• TO DO: Read through the entries below and return each line with the word "PIAZZA".

• DATASET ROWS:
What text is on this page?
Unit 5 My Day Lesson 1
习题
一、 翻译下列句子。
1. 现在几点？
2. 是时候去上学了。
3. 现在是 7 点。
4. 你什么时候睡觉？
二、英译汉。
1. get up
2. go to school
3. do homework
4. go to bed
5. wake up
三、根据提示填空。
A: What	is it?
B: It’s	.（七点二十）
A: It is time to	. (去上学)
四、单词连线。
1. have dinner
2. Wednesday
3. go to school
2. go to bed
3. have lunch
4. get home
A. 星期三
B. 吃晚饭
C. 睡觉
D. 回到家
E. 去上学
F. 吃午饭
* * *
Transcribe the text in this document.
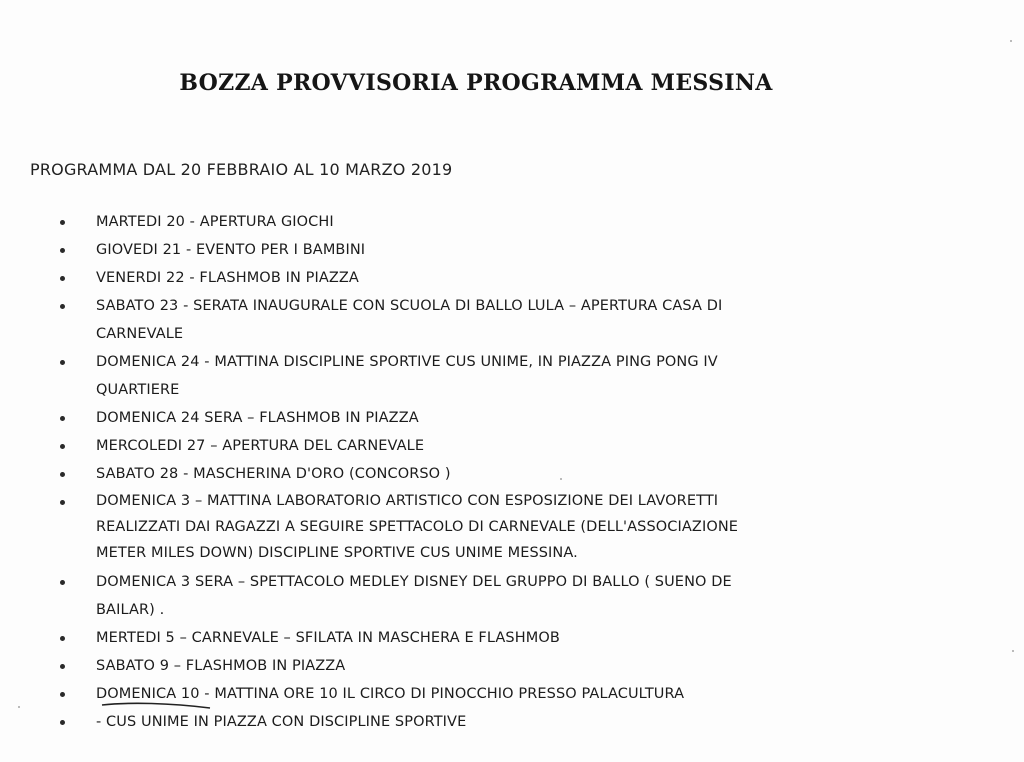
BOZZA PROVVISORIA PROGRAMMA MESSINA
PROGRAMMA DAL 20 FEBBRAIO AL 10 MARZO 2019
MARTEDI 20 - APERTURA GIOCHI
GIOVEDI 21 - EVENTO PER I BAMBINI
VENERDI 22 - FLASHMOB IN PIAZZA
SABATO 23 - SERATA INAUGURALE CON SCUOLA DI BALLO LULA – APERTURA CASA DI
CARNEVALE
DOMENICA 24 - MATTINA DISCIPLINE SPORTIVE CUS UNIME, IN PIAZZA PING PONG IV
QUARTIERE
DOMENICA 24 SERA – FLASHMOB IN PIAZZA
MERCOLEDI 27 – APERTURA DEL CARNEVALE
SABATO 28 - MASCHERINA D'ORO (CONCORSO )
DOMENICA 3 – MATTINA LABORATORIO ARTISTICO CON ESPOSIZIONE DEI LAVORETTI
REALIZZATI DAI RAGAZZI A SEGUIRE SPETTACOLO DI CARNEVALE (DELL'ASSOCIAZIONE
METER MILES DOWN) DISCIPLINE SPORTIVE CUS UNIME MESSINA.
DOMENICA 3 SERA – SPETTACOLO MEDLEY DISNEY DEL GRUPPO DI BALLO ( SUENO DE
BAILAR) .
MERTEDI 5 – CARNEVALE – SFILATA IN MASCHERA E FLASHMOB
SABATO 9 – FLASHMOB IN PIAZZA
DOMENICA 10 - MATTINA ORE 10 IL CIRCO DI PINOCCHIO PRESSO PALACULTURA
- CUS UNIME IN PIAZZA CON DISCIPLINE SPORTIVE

• TASK ANSWER:
VENERDI 22 - FLASHMOB IN PIAZZA
DOMENICA 24 - MATTINA DISCIPLINE SPORTIVE CUS UNIME, IN PIAZZA PING PONG IV
DOMENICA 24 SERA – FLASHMOB IN PIAZZA
SABATO 9 – FLASHMOB IN PIAZZA
- CUS UNIME IN PIAZZA CON DISCIPLINE SPORTIVE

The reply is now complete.